# [THE PROBLEM]
Copy out every line in which the string "ylabel" occurs.

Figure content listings
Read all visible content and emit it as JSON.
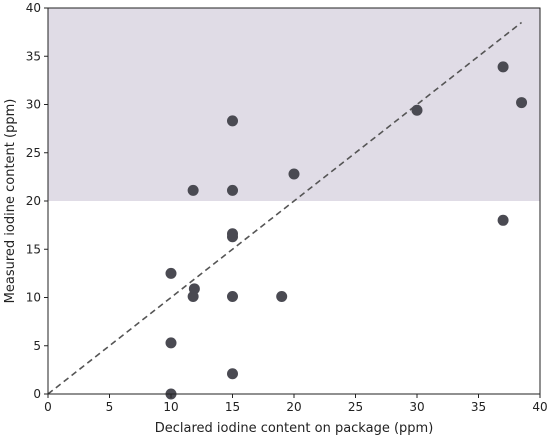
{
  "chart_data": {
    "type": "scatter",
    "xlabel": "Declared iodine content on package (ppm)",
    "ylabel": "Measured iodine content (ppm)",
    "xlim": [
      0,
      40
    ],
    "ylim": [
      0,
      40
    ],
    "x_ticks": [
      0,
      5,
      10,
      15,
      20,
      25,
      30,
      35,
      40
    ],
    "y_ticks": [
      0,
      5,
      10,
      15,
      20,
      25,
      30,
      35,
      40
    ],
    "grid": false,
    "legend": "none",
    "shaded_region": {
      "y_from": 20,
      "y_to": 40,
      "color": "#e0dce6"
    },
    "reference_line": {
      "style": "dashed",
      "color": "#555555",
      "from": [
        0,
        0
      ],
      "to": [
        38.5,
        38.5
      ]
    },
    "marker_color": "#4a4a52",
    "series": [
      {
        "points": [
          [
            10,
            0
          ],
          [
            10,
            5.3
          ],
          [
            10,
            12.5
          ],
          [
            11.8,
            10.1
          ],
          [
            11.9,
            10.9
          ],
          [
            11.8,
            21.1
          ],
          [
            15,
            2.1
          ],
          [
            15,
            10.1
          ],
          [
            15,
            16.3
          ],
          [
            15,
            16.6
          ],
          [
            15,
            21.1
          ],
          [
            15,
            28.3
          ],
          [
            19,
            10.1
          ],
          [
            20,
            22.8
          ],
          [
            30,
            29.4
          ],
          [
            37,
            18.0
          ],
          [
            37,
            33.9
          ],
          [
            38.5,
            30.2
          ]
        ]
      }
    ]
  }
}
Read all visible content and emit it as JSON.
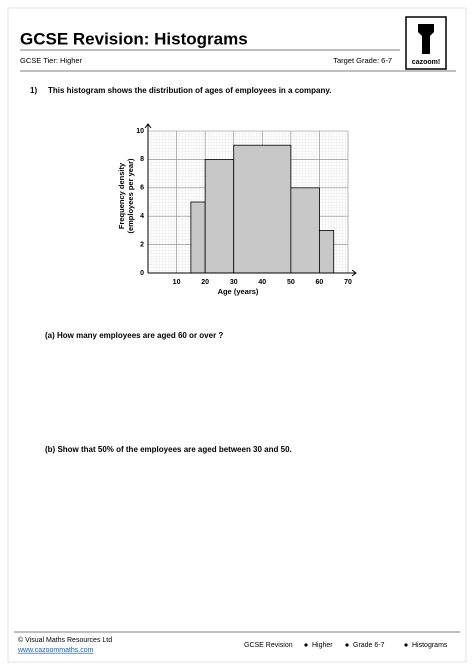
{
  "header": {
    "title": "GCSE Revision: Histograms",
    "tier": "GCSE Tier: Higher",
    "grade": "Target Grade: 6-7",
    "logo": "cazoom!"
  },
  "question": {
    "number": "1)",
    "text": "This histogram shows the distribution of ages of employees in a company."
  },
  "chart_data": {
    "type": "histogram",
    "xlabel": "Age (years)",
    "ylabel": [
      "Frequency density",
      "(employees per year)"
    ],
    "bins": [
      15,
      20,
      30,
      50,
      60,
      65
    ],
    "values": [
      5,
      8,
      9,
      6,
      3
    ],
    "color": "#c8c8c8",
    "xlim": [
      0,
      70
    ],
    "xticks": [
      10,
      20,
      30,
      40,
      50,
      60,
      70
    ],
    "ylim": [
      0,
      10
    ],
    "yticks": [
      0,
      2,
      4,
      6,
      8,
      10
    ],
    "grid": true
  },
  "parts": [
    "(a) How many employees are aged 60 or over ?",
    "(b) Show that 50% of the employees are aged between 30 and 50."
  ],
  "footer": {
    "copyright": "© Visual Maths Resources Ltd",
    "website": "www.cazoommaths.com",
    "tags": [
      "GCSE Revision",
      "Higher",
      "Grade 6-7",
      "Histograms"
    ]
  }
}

# [RESPONSE TO THIS EXERCISE]
    "ylabel": "Measured iodine content (ppm)",
    "ylabel": [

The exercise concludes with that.